# GOAL OF THE EXERCISE
Print the full listing exactly.

# INFORMATION SHOWN
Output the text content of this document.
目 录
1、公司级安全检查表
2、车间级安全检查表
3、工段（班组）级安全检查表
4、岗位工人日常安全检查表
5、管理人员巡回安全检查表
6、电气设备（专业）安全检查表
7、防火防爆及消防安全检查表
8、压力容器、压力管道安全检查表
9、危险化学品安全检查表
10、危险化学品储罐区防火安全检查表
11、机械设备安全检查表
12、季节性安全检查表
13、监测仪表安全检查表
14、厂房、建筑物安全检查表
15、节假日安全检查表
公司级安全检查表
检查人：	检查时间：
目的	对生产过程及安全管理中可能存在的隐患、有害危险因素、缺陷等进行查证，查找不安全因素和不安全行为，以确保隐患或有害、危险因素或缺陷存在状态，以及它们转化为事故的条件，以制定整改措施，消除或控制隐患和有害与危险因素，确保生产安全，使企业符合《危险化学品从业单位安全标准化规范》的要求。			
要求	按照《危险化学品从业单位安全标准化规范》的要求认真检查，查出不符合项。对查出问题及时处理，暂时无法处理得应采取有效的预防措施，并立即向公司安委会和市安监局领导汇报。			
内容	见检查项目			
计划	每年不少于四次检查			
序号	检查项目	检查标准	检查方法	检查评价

# RESULT
Output the text content of this document.
目 录
1、公司级安全检查表
2、车间级安全检查表
3、工段（班组）级安全检查表
4、岗位工人日常安全检查表
5、管理人员巡回安全检查表
6、电气设备（专业）安全检查表
7、防火防爆及消防安全检查表
8、压力容器、压力管道安全检查表
9、危险化学品安全检查表
10、危险化学品储罐区防火安全检查表
11、机械设备安全检查表
12、季节性安全检查表
13、监测仪表安全检查表
14、厂房、建筑物安全检查表
15、节假日安全检查表
公司级安全检查表
检查人：	检查时间：
目的	对生产过程及安全管理中可能存在的隐患、有害危险因素、缺陷等进行查证，查找不安全因素和不安全行为，以确保隐患或有害、危险因素或缺陷存在状态，以及它们转化为事故的条件，以制定整改措施，消除或控制隐患和有害与危险因素，确保生产安全，使企业符合《危险化学品从业单位安全标准化规范》的要求。			
要求	按照《危险化学品从业单位安全标准化规范》的要求认真检查，查出不符合项。对查出问题及时处理，暂时无法处理得应采取有效的预防措施，并立即向公司安委会和市安监局领导汇报。			
内容	见检查项目			
计划	每年不少于四次检查			
序号	检查项目	检查标准	检查方法	检查评价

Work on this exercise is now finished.